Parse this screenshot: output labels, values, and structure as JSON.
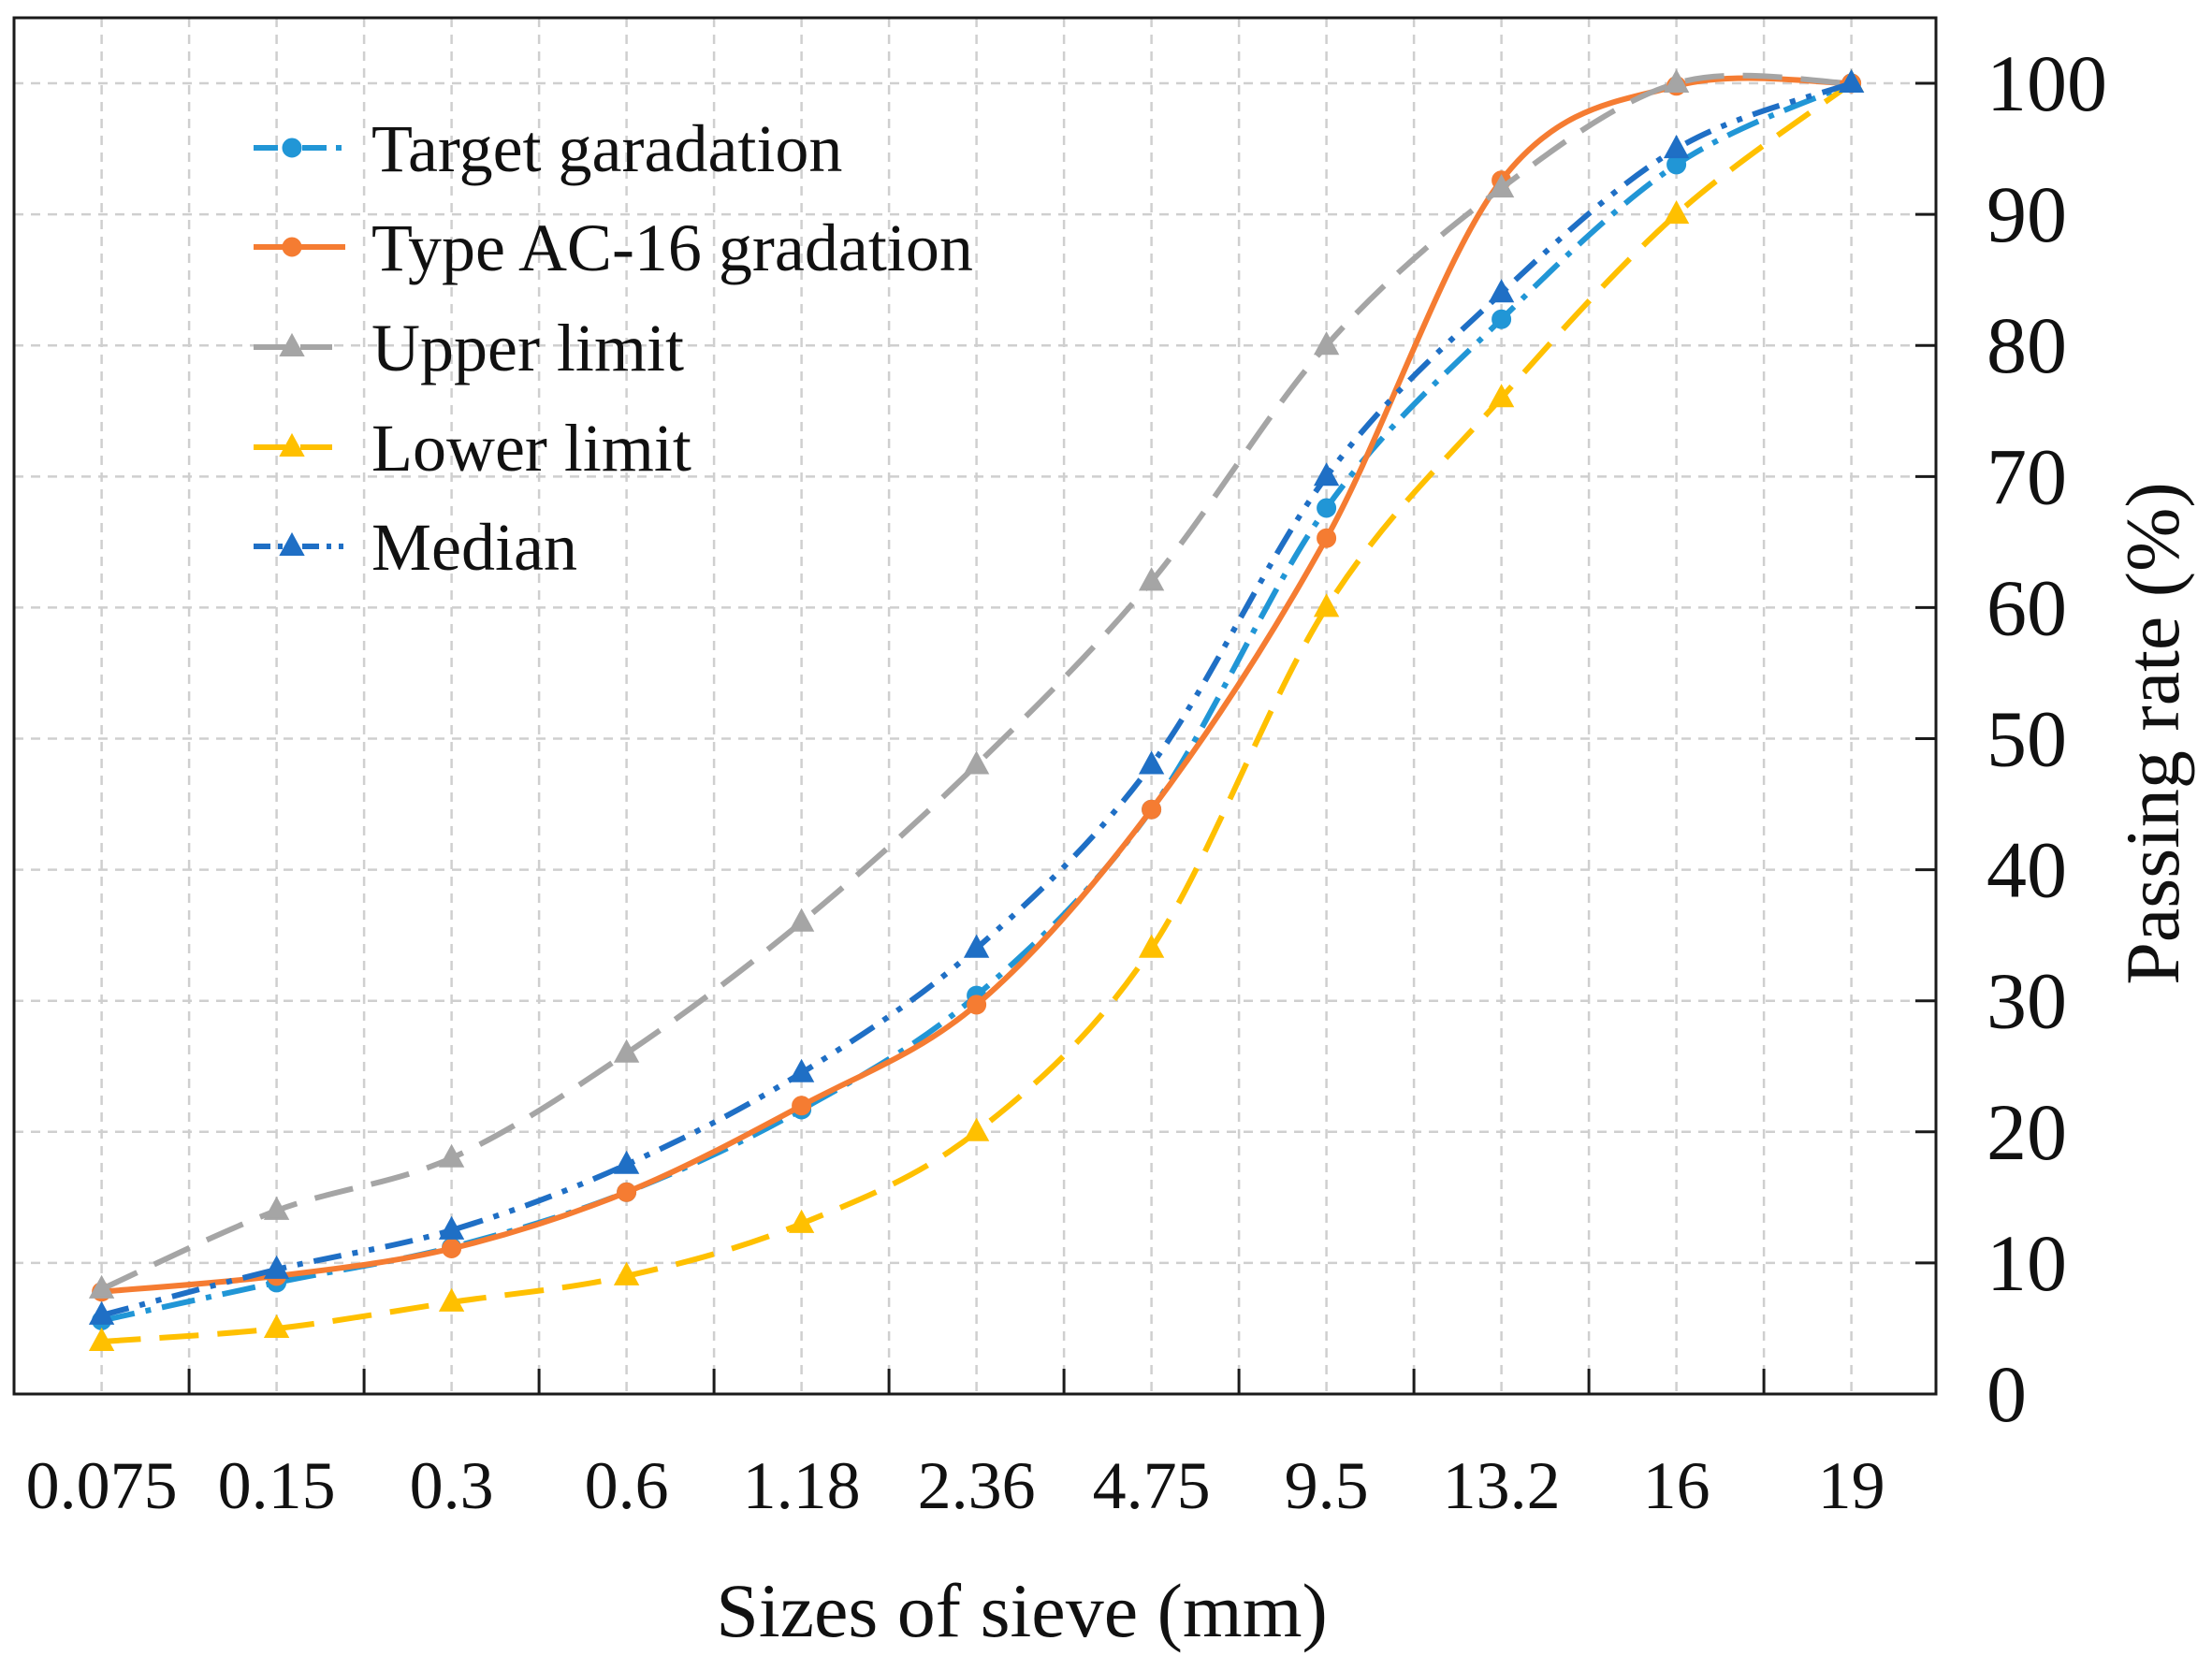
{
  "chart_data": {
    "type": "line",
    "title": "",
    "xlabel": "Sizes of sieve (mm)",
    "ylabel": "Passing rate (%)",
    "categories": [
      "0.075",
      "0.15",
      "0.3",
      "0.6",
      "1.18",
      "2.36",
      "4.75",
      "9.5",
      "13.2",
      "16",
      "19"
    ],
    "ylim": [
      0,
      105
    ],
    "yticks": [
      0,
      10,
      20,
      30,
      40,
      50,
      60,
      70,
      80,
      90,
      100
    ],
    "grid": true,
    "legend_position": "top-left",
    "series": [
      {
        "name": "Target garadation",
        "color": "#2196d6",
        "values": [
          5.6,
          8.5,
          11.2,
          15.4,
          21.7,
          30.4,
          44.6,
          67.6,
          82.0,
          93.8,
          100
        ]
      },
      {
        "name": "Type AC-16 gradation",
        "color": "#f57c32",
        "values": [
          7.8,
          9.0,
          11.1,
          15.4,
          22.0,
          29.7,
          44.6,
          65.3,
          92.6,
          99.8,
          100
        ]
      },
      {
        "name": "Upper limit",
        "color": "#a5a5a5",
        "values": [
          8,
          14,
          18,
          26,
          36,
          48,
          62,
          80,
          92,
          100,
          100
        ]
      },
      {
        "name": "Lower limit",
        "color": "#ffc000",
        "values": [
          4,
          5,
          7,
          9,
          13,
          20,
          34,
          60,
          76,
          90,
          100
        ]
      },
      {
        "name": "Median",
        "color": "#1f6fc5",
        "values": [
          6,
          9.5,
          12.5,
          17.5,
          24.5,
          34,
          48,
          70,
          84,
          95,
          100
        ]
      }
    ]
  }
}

_Stated goal_:
Your task is to copy the entries in full and exactly, without any images.

_Final result_:
Parse this screenshot: output labels, values, and structure as JSON.
{
  "chart_data": {
    "type": "line",
    "title": "",
    "xlabel": "Sizes of sieve (mm)",
    "ylabel": "Passing rate (%)",
    "categories": [
      "0.075",
      "0.15",
      "0.3",
      "0.6",
      "1.18",
      "2.36",
      "4.75",
      "9.5",
      "13.2",
      "16",
      "19"
    ],
    "ylim": [
      0,
      105
    ],
    "yticks": [
      0,
      10,
      20,
      30,
      40,
      50,
      60,
      70,
      80,
      90,
      100
    ],
    "grid": true,
    "legend_position": "top-left",
    "series": [
      {
        "name": "Target garadation",
        "color": "#2196d6",
        "values": [
          5.6,
          8.5,
          11.2,
          15.4,
          21.7,
          30.4,
          44.6,
          67.6,
          82.0,
          93.8,
          100
        ]
      },
      {
        "name": "Type AC-16 gradation",
        "color": "#f57c32",
        "values": [
          7.8,
          9.0,
          11.1,
          15.4,
          22.0,
          29.7,
          44.6,
          65.3,
          92.6,
          99.8,
          100
        ]
      },
      {
        "name": "Upper limit",
        "color": "#a5a5a5",
        "values": [
          8,
          14,
          18,
          26,
          36,
          48,
          62,
          80,
          92,
          100,
          100
        ]
      },
      {
        "name": "Lower limit",
        "color": "#ffc000",
        "values": [
          4,
          5,
          7,
          9,
          13,
          20,
          34,
          60,
          76,
          90,
          100
        ]
      },
      {
        "name": "Median",
        "color": "#1f6fc5",
        "values": [
          6,
          9.5,
          12.5,
          17.5,
          24.5,
          34,
          48,
          70,
          84,
          95,
          100
        ]
      }
    ]
  }
}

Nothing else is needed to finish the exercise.